-- Information supplied start --

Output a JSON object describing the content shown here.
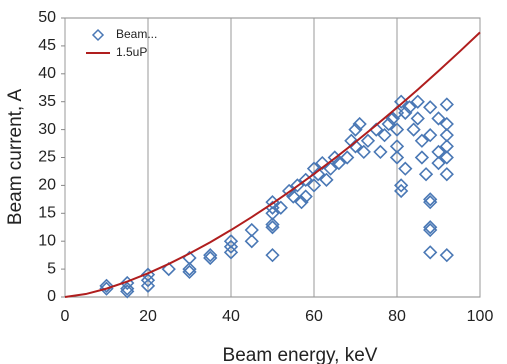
{
  "chart_data": {
    "type": "scatter",
    "xlabel": "Beam energy, keV",
    "ylabel": "Beam current, A",
    "xlim": [
      0,
      100
    ],
    "xticks": [
      0,
      20,
      40,
      60,
      80,
      100
    ],
    "ylim": [
      0,
      50
    ],
    "yticks": [
      0,
      5,
      10,
      15,
      20,
      25,
      30,
      35,
      40,
      45,
      50
    ],
    "grid": true,
    "legend": "upper left",
    "series": [
      {
        "name": "Beam...",
        "type": "scatter",
        "color": "#4a78b5",
        "x": [
          10,
          10,
          15,
          15,
          15,
          20,
          20,
          20,
          25,
          30,
          30,
          30,
          35,
          35,
          40,
          40,
          40,
          45,
          45,
          50,
          50,
          50,
          50,
          50,
          50,
          52,
          54,
          55,
          56,
          57,
          58,
          58,
          60,
          60,
          61,
          62,
          63,
          64,
          65,
          66,
          68,
          69,
          70,
          70,
          71,
          72,
          73,
          75,
          76,
          77,
          78,
          79,
          80,
          80,
          80,
          80,
          81,
          81,
          81,
          82,
          82,
          83,
          84,
          85,
          85,
          86,
          86,
          87,
          88,
          88,
          88,
          88,
          88,
          88,
          88,
          90,
          90,
          90,
          92,
          92,
          92,
          92,
          92,
          92,
          92
        ],
        "values": [
          2,
          1.5,
          2.5,
          1,
          1.5,
          4,
          3,
          2,
          5,
          7,
          5,
          4.5,
          7.5,
          7,
          10,
          9,
          8,
          12,
          10,
          17,
          16,
          15,
          13,
          12.5,
          7.5,
          16,
          19,
          18,
          20,
          17,
          21,
          18,
          20,
          23,
          22,
          24,
          21,
          23,
          25,
          24,
          25,
          28,
          30,
          27,
          31,
          26,
          28,
          30,
          26,
          29,
          31,
          32,
          33,
          30,
          27,
          25,
          35,
          20,
          19,
          33,
          23,
          34,
          30,
          35,
          32,
          28,
          25,
          22,
          34,
          29,
          17.5,
          17,
          12.5,
          12,
          8,
          32,
          26,
          24,
          34.5,
          31,
          29,
          27,
          25,
          22,
          7.5
        ]
      },
      {
        "name": "1.5uP",
        "type": "line",
        "color": "#b01e1e",
        "x": [
          0,
          5,
          10,
          15,
          20,
          25,
          30,
          35,
          40,
          45,
          50,
          55,
          60,
          65,
          70,
          75,
          80,
          85,
          90,
          95,
          100
        ],
        "values": [
          0,
          0.53,
          1.5,
          2.76,
          4.24,
          5.93,
          7.79,
          9.82,
          12.0,
          14.32,
          16.77,
          19.35,
          22.05,
          24.86,
          27.78,
          30.81,
          33.94,
          37.17,
          40.5,
          43.92,
          47.43
        ]
      }
    ]
  }
}
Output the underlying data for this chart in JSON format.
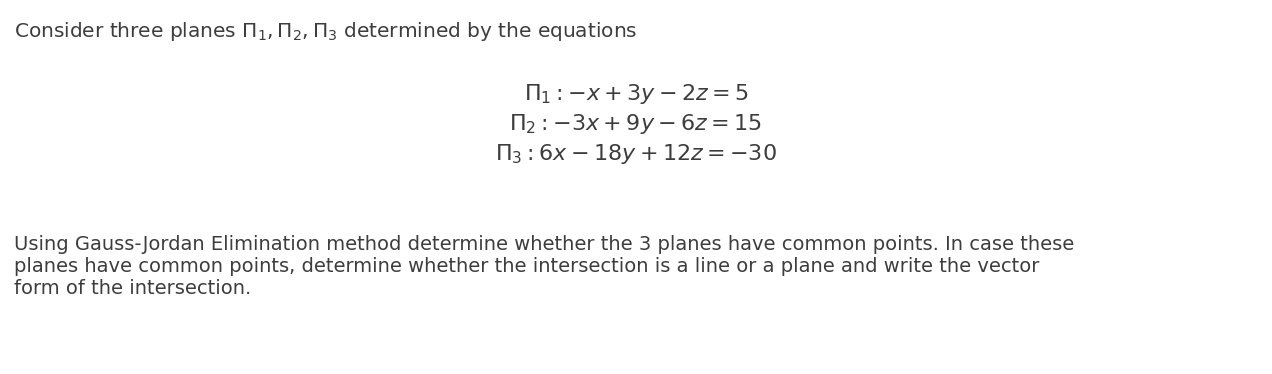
{
  "bg_color": "#ffffff",
  "text_color": "#3d3d3d",
  "header_text": "Consider three planes $\\Pi_1, \\Pi_2, \\Pi_3$ determined by the equations",
  "eq1": "$\\Pi_1 : {-x} + 3y - 2z = 5$",
  "eq2": "$\\Pi_2 : {-3x} + 9y - 6z = 15$",
  "eq3": "$\\Pi_3 : 6x - 18y + 12z = {-30}$",
  "body_line1": "Using Gauss-Jordan Elimination method determine whether the 3 planes have common points. In case these",
  "body_line2": "planes have common points, determine whether the intersection is a line or a plane and write the vector",
  "body_line3": "form of the intersection.",
  "header_fontsize": 14.5,
  "eq_fontsize": 16,
  "body_fontsize": 14.0,
  "fig_width": 12.72,
  "fig_height": 3.74,
  "dpi": 100
}
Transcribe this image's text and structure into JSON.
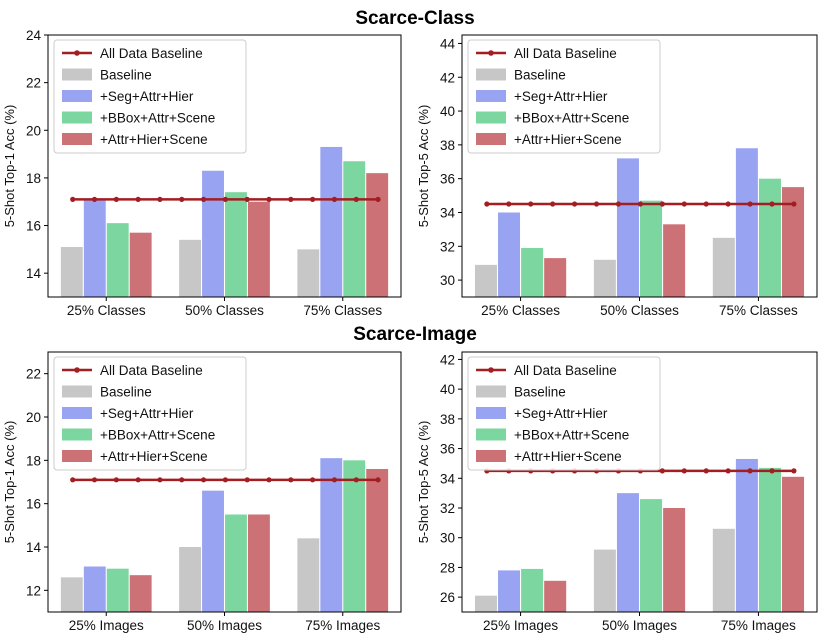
{
  "section_titles": [
    "Scarce-Class",
    "Scarce-Image"
  ],
  "colors": {
    "baseline_line": "#a31e23",
    "Baseline": "#c7c7c7",
    "+Seg+Attr+Hier": "#98a3f2",
    "+BBox+Attr+Scene": "#7cd6a0",
    "+Attr+Hier+Scene": "#cc7175"
  },
  "chart_data": [
    {
      "type": "bar",
      "section": "Scarce-Class",
      "ylabel": "5-Shot Top-1 Acc (%)",
      "categories": [
        "25% Classes",
        "50% Classes",
        "75% Classes"
      ],
      "ylim": [
        13,
        24
      ],
      "yticks": [
        14,
        16,
        18,
        20,
        22,
        24
      ],
      "series": [
        {
          "name": "Baseline",
          "values": [
            15.1,
            15.4,
            15.0
          ]
        },
        {
          "name": "+Seg+Attr+Hier",
          "values": [
            17.1,
            18.3,
            19.3
          ]
        },
        {
          "name": "+BBox+Attr+Scene",
          "values": [
            16.1,
            17.4,
            18.7
          ]
        },
        {
          "name": "+Attr+Hier+Scene",
          "values": [
            15.7,
            17.0,
            18.2
          ]
        }
      ],
      "reference_line": {
        "name": "All Data Baseline",
        "value": 17.1
      },
      "legend": "upper-left"
    },
    {
      "type": "bar",
      "section": "Scarce-Class",
      "ylabel": "5-Shot Top-5 Acc (%)",
      "categories": [
        "25% Classes",
        "50% Classes",
        "75% Classes"
      ],
      "ylim": [
        29,
        44.5
      ],
      "yticks": [
        30,
        32,
        34,
        36,
        38,
        40,
        42,
        44
      ],
      "series": [
        {
          "name": "Baseline",
          "values": [
            30.9,
            31.2,
            32.5
          ]
        },
        {
          "name": "+Seg+Attr+Hier",
          "values": [
            34.0,
            37.2,
            37.8
          ]
        },
        {
          "name": "+BBox+Attr+Scene",
          "values": [
            31.9,
            34.7,
            36.0
          ]
        },
        {
          "name": "+Attr+Hier+Scene",
          "values": [
            31.3,
            33.3,
            35.5
          ]
        }
      ],
      "reference_line": {
        "name": "All Data Baseline",
        "value": 34.5
      },
      "legend": "upper-left"
    },
    {
      "type": "bar",
      "section": "Scarce-Image",
      "ylabel": "5-Shot Top-1 Acc (%)",
      "categories": [
        "25% Images",
        "50% Images",
        "75% Images"
      ],
      "ylim": [
        11,
        23
      ],
      "yticks": [
        12,
        14,
        16,
        18,
        20,
        22
      ],
      "series": [
        {
          "name": "Baseline",
          "values": [
            12.6,
            14.0,
            14.4
          ]
        },
        {
          "name": "+Seg+Attr+Hier",
          "values": [
            13.1,
            16.6,
            18.1
          ]
        },
        {
          "name": "+BBox+Attr+Scene",
          "values": [
            13.0,
            15.5,
            18.0
          ]
        },
        {
          "name": "+Attr+Hier+Scene",
          "values": [
            12.7,
            15.5,
            17.6
          ]
        }
      ],
      "reference_line": {
        "name": "All Data Baseline",
        "value": 17.1
      },
      "legend": "upper-left"
    },
    {
      "type": "bar",
      "section": "Scarce-Image",
      "ylabel": "5-Shot Top-5 Acc (%)",
      "categories": [
        "25% Images",
        "50% Images",
        "75% Images"
      ],
      "ylim": [
        25,
        42.5
      ],
      "yticks": [
        26,
        28,
        30,
        32,
        34,
        36,
        38,
        40,
        42
      ],
      "series": [
        {
          "name": "Baseline",
          "values": [
            26.1,
            29.2,
            30.6
          ]
        },
        {
          "name": "+Seg+Attr+Hier",
          "values": [
            27.8,
            33.0,
            35.3
          ]
        },
        {
          "name": "+BBox+Attr+Scene",
          "values": [
            27.9,
            32.6,
            34.7
          ]
        },
        {
          "name": "+Attr+Hier+Scene",
          "values": [
            27.1,
            32.0,
            34.1
          ]
        }
      ],
      "reference_line": {
        "name": "All Data Baseline",
        "value": 34.5
      },
      "legend": "upper-left"
    }
  ]
}
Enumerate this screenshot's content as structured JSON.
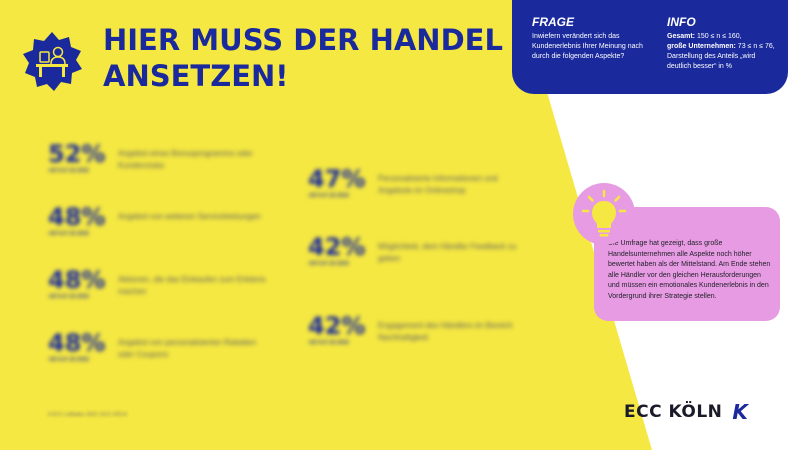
{
  "header": {
    "title_line1": "HIER MUSS DER HANDEL",
    "title_line2": "ANSETZEN!",
    "badge_icon": "shopkeeper-icon"
  },
  "info_panel": {
    "frage_label": "FRAGE",
    "frage_text": "Inwiefern verändert sich das Kundenerlebnis Ihrer Meinung nach durch die folgenden Aspekte?",
    "info_label": "INFO",
    "gesamt_label": "Gesamt:",
    "gesamt_value": "150 ≤ n ≤ 160,",
    "gross_label": "große Unternehmen:",
    "gross_value": "73 ≤ n ≤ 76,",
    "info_note": "Darstellung des Anteils „wird deutlich besser“ in %"
  },
  "stats": [
    {
      "value": "52%",
      "sub": "+00 %-P. ZU 2019",
      "desc": "Angebot eines Bonusprogramms oder Kundenclubs"
    },
    {
      "value": "48%",
      "sub": "+00 %-P. ZU 2019",
      "desc": "Angebot von weiteren Serviceleistungen"
    },
    {
      "value": "48%",
      "sub": "+00 %-P. ZU 2019",
      "desc": "Aktionen, die das Einkaufen zum Erlebnis machen"
    },
    {
      "value": "48%",
      "sub": "+00 %-P. ZU 2019",
      "desc": "Angebot von personalisierten Rabatten oder Coupons"
    },
    {
      "value": "47%",
      "sub": "+00 %-P. ZU 2019",
      "desc": "Personalisierte Informationen und Angebote im Onlineshop"
    },
    {
      "value": "42%",
      "sub": "+00 %-P. ZU 2019",
      "desc": "Möglichkeit, dem Händler Feedback zu geben"
    },
    {
      "value": "42%",
      "sub": "+00 %-P. ZU 2019",
      "desc": "Engagement des Händlers im Bereich Nachhaltigkeit"
    }
  ],
  "footnote": "6 ECC Leitfaden 2022 | ECC KÖLN",
  "note": {
    "icon": "lightbulb-icon",
    "text": "Die Umfrage hat gezeigt, dass große Handelsunternehmen alle Aspekte noch höher bewertet haben als der Mittelstand. Am Ende stehen alle Händler vor den gleichen Herausforderungen und müssen ein emotionales Kundenerlebnis in den Vordergrund ihrer Strategie stellen."
  },
  "brand": {
    "name": "ECC KÖLN",
    "mark": "K"
  },
  "colors": {
    "yellow": "#f5e842",
    "navy": "#1a2a9c",
    "pink": "#e79be3"
  }
}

-- Information supplied end --

The problem —
Write out an exact reproduction of the lines from the line that holds "Enumerate this screenshot's" to the bottom of the listing above, both ends included. Exclude pictures.

Full response —
Enumerate this screenshot's content as structured JSON.
{
  "header": {
    "title_line1": "HIER MUSS DER HANDEL",
    "title_line2": "ANSETZEN!",
    "badge_icon": "shopkeeper-icon"
  },
  "info_panel": {
    "frage_label": "FRAGE",
    "frage_text": "Inwiefern verändert sich das Kundenerlebnis Ihrer Meinung nach durch die folgenden Aspekte?",
    "info_label": "INFO",
    "gesamt_label": "Gesamt:",
    "gesamt_value": "150 ≤ n ≤ 160,",
    "gross_label": "große Unternehmen:",
    "gross_value": "73 ≤ n ≤ 76,",
    "info_note": "Darstellung des Anteils „wird deutlich besser“ in %"
  },
  "stats": [
    {
      "value": "52%",
      "sub": "+00 %-P. ZU 2019",
      "desc": "Angebot eines Bonusprogramms oder Kundenclubs"
    },
    {
      "value": "48%",
      "sub": "+00 %-P. ZU 2019",
      "desc": "Angebot von weiteren Serviceleistungen"
    },
    {
      "value": "48%",
      "sub": "+00 %-P. ZU 2019",
      "desc": "Aktionen, die das Einkaufen zum Erlebnis machen"
    },
    {
      "value": "48%",
      "sub": "+00 %-P. ZU 2019",
      "desc": "Angebot von personalisierten Rabatten oder Coupons"
    },
    {
      "value": "47%",
      "sub": "+00 %-P. ZU 2019",
      "desc": "Personalisierte Informationen und Angebote im Onlineshop"
    },
    {
      "value": "42%",
      "sub": "+00 %-P. ZU 2019",
      "desc": "Möglichkeit, dem Händler Feedback zu geben"
    },
    {
      "value": "42%",
      "sub": "+00 %-P. ZU 2019",
      "desc": "Engagement des Händlers im Bereich Nachhaltigkeit"
    }
  ],
  "footnote": "6 ECC Leitfaden 2022 | ECC KÖLN",
  "note": {
    "icon": "lightbulb-icon",
    "text": "Die Umfrage hat gezeigt, dass große Handelsunternehmen alle Aspekte noch höher bewertet haben als der Mittelstand. Am Ende stehen alle Händler vor den gleichen Herausforderungen und müssen ein emotionales Kundenerlebnis in den Vordergrund ihrer Strategie stellen."
  },
  "brand": {
    "name": "ECC KÖLN",
    "mark": "K"
  },
  "colors": {
    "yellow": "#f5e842",
    "navy": "#1a2a9c",
    "pink": "#e79be3"
  }
}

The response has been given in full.